**Work to complete:** Find and copy every line in the records that includes the string "title".

**The records:**
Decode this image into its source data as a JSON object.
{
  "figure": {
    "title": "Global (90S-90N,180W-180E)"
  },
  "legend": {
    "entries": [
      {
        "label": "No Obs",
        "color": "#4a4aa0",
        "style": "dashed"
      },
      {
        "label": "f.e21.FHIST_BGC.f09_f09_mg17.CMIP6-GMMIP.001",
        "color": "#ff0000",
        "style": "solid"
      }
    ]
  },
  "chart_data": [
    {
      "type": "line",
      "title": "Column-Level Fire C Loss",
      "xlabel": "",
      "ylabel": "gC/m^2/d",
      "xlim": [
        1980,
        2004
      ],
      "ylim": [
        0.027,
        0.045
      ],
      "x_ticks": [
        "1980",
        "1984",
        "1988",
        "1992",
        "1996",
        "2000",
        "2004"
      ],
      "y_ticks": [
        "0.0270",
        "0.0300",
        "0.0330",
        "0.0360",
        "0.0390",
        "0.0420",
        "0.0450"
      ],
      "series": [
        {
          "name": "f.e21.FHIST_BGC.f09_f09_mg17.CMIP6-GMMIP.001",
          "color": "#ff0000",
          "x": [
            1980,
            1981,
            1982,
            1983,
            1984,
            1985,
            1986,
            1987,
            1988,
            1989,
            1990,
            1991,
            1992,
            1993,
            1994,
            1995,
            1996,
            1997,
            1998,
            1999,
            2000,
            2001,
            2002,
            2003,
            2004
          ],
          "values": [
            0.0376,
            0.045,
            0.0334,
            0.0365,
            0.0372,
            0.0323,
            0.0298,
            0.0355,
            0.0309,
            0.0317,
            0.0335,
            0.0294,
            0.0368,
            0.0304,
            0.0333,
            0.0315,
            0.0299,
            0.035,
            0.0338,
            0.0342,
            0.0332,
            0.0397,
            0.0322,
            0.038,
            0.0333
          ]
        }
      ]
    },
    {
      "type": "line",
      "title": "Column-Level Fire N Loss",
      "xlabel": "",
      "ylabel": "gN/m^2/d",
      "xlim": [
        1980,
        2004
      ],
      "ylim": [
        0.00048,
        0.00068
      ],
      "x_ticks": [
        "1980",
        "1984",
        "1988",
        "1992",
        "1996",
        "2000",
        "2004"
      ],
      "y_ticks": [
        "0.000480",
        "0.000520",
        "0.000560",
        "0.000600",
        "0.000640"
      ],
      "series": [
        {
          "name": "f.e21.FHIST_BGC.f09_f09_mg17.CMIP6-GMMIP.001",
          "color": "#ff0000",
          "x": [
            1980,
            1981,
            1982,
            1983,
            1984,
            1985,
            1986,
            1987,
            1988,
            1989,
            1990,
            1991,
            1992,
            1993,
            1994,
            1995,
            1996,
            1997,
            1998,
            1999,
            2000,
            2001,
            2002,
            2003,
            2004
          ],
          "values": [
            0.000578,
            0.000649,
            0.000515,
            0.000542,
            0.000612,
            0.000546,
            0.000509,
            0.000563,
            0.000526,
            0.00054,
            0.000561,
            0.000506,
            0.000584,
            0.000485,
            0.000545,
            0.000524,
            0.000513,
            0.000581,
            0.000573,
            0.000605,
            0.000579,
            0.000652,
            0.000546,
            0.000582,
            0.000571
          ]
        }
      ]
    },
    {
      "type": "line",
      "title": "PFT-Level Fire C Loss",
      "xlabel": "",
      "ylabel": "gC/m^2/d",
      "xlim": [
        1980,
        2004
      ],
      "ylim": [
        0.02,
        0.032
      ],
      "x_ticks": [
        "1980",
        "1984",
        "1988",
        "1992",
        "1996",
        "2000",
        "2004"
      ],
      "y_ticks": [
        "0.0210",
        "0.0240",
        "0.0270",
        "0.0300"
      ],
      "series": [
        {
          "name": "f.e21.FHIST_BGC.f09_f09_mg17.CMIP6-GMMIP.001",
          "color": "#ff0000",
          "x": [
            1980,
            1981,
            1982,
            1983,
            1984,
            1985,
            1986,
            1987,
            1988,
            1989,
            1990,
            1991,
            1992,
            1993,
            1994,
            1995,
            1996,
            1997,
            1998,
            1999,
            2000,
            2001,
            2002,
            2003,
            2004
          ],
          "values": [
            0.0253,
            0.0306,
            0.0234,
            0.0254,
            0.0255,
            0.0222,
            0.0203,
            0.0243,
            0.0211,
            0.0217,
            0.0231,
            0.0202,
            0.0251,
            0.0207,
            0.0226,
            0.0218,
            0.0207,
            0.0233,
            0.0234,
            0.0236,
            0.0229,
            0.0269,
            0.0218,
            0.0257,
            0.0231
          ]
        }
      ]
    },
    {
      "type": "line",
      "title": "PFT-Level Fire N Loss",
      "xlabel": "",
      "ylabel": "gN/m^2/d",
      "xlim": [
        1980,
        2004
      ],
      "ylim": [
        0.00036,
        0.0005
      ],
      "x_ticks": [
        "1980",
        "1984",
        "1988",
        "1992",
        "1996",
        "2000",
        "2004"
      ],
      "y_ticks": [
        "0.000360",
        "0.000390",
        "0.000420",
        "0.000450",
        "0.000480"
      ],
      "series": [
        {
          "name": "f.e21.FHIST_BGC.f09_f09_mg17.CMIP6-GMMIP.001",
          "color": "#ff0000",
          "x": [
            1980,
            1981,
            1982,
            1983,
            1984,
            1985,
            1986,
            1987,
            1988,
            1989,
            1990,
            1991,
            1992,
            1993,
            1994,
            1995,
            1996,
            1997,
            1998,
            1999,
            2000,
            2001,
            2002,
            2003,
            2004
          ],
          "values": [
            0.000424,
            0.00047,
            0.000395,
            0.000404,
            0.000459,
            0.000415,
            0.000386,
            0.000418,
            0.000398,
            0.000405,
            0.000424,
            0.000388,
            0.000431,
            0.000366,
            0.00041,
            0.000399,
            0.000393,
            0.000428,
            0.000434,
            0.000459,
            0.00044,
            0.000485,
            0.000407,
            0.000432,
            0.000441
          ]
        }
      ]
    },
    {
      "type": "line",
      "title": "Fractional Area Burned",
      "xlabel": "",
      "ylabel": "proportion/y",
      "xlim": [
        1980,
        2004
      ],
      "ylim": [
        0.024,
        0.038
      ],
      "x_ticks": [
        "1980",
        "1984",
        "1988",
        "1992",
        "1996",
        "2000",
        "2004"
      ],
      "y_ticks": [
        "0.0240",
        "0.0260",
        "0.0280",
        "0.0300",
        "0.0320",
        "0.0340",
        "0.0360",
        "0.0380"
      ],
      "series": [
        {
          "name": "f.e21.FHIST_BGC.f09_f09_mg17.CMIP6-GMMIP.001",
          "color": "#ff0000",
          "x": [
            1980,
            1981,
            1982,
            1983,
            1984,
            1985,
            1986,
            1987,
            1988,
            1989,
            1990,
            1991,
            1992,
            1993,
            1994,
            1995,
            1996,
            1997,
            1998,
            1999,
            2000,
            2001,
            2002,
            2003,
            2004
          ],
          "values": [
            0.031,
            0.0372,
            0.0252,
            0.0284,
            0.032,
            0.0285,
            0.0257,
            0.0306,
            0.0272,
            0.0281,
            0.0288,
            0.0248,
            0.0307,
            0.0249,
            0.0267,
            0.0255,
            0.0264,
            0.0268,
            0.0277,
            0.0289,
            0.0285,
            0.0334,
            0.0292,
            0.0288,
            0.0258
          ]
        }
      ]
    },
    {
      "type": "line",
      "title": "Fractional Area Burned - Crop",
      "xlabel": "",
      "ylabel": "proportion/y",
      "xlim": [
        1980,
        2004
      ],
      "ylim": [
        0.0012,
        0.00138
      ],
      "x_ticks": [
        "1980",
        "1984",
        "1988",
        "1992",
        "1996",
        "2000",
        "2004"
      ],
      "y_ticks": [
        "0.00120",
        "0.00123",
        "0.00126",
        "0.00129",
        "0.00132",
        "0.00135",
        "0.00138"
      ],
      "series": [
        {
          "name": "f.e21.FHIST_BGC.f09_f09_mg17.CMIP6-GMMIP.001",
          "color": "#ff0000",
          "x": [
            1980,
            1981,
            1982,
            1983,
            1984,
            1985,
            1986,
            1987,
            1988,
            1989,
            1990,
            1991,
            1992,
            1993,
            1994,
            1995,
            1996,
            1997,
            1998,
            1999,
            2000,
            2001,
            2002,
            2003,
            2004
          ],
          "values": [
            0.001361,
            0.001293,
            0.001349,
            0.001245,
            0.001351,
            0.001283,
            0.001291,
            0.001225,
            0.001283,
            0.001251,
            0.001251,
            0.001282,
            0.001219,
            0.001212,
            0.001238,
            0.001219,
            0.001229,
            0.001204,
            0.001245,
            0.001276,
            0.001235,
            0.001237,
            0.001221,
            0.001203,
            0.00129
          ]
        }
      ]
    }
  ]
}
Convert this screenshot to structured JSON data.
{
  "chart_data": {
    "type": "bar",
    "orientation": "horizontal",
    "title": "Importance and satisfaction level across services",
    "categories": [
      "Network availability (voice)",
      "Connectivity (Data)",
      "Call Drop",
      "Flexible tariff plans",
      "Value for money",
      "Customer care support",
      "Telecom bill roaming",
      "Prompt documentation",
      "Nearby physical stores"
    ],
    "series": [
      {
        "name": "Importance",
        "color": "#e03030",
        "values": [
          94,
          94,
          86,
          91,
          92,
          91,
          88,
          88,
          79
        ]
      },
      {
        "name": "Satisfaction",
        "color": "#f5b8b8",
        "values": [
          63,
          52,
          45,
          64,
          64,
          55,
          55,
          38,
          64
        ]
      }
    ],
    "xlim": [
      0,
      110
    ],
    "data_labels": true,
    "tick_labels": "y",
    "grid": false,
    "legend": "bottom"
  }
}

**Task result:**
    "title": "Global (90S-90N,180W-180E)"
      "title": "Column-Level Fire C Loss",
      "title": "Column-Level Fire N Loss",
      "title": "PFT-Level Fire C Loss",
      "title": "PFT-Level Fire N Loss",
      "title": "Fractional Area Burned",
      "title": "Fractional Area Burned - Crop",
    "title": "Importance and satisfaction level across services",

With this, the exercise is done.